__What to work on__
Reproduce the kitchen conversation below verbatim, everything from "JESSICA: Oh yeah." down to "like, oh, shoot.".

MARTIE: Their sweater. 

JESSICA: Oh yeah. 

MARTIE: Carrie Bradshaw...


MARTIE: ...Would store her sweaters in the oven. I remember that. 

JESSICA: Right. 

MARTIE: Well, I think one of the things that you say you love to experiment and you like it when things don't work out because you usually get something new out of it. And I think that's a great attitude to take in the kitchen.

JESSICA: Again I feel that we put so much pressure on ourselves because we have all these TV shows that we watch or social media stars that we watch that make it all look so effortless and seamless. And, you know, that's just not real life and certainly not my real life. And I'm pulled in a million different directions. And so I'll skip a step in a recipe by accident because some kid has come in and asked me for something and I walked away. And then it's like, oh, shoot.

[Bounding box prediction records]
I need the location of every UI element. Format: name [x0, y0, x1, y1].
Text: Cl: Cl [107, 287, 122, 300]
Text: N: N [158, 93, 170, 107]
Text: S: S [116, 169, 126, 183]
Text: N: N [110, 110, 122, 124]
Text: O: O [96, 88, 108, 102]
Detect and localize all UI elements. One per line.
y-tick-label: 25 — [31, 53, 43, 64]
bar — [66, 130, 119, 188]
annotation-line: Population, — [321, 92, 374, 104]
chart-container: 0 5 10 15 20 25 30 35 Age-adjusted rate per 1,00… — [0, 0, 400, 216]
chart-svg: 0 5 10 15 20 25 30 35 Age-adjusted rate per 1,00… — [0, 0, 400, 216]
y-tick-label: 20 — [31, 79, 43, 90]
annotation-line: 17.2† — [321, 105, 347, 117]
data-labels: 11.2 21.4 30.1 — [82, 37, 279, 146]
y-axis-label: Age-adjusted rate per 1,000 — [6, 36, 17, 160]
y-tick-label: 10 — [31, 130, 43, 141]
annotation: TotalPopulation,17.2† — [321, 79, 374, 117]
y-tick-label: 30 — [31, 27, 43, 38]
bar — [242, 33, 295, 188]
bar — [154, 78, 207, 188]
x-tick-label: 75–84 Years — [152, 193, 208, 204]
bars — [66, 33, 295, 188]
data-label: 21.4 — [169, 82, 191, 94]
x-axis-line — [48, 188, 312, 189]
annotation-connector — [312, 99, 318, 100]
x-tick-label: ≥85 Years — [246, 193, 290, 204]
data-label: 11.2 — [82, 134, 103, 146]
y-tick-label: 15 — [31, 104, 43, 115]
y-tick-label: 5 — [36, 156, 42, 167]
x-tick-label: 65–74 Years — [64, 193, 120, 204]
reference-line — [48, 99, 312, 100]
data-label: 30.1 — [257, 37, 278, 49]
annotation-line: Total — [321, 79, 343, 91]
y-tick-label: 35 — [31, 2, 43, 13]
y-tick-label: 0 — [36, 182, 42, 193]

__Completed exercise__
JESSICA: Oh yeah. 

MARTIE: Carrie Bradshaw...


MARTIE: ...Would store her sweaters in the oven. I remember that. 

JESSICA: Right. 

MARTIE: Well, I think one of the things that you say you love to experiment and you like it when things don't work out because you usually get something new out of it. And I think that's a great attitude to take in the kitchen.

JESSICA: Again I feel that we put so much pressure on ourselves because we have all these TV shows that we watch or social media stars that we watch that make it all look so effortless and seamless. And, you know, that's just not real life and certainly not my real life. And I'm pulled in a million different directions. And so I'll skip a step in a recipe by accident because some kid has come in and asked me for something and I walked away. And then it's like, oh, shoot.